Objective: Show only lines that include "monthly".

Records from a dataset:
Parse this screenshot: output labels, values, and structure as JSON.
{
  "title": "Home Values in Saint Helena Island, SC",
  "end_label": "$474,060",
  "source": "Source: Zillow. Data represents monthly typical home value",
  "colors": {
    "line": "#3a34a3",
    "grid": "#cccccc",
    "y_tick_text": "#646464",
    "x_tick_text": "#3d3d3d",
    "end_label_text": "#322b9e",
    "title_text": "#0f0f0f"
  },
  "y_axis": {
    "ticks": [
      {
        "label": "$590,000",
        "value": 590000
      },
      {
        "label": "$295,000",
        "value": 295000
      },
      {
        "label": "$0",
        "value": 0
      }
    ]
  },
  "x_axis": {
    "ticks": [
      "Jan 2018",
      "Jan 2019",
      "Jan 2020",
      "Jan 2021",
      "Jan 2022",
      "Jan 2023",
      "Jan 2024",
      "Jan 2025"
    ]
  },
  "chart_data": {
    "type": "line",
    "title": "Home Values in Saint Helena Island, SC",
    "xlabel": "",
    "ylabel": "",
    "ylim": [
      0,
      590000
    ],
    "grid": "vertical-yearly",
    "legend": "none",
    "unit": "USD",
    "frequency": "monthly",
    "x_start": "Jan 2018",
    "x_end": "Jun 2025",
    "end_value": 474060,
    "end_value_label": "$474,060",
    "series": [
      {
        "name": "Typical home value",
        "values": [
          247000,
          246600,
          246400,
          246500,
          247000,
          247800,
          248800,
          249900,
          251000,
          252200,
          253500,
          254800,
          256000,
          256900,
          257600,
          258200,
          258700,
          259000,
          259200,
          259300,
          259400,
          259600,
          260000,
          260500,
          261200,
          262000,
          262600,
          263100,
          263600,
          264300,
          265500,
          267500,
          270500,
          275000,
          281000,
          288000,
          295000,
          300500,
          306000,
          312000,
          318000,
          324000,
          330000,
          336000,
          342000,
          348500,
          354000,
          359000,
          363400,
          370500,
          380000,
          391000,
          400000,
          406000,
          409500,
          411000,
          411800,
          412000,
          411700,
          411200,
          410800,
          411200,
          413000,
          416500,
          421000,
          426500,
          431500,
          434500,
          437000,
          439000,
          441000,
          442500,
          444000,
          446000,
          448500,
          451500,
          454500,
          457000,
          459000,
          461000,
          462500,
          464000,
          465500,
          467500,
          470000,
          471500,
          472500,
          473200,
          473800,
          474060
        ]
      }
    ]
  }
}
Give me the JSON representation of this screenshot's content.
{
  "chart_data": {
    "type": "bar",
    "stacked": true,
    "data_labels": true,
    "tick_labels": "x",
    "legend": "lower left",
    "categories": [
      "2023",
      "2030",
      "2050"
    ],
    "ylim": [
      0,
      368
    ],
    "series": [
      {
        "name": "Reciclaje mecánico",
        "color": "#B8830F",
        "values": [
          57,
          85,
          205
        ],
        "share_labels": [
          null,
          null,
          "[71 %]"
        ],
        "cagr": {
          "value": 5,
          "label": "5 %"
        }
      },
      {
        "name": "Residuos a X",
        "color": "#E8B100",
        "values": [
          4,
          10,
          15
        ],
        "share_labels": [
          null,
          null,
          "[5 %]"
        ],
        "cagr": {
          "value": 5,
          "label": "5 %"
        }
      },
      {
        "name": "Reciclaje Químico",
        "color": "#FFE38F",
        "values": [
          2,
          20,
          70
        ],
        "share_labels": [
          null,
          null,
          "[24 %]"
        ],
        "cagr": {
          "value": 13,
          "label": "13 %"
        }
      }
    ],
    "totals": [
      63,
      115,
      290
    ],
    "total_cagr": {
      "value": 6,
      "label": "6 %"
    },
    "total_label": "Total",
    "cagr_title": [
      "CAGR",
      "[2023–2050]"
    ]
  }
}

Exercise result:
  "source": "Source: Zillow. Data represents monthly typical home value",
    "frequency": "monthly",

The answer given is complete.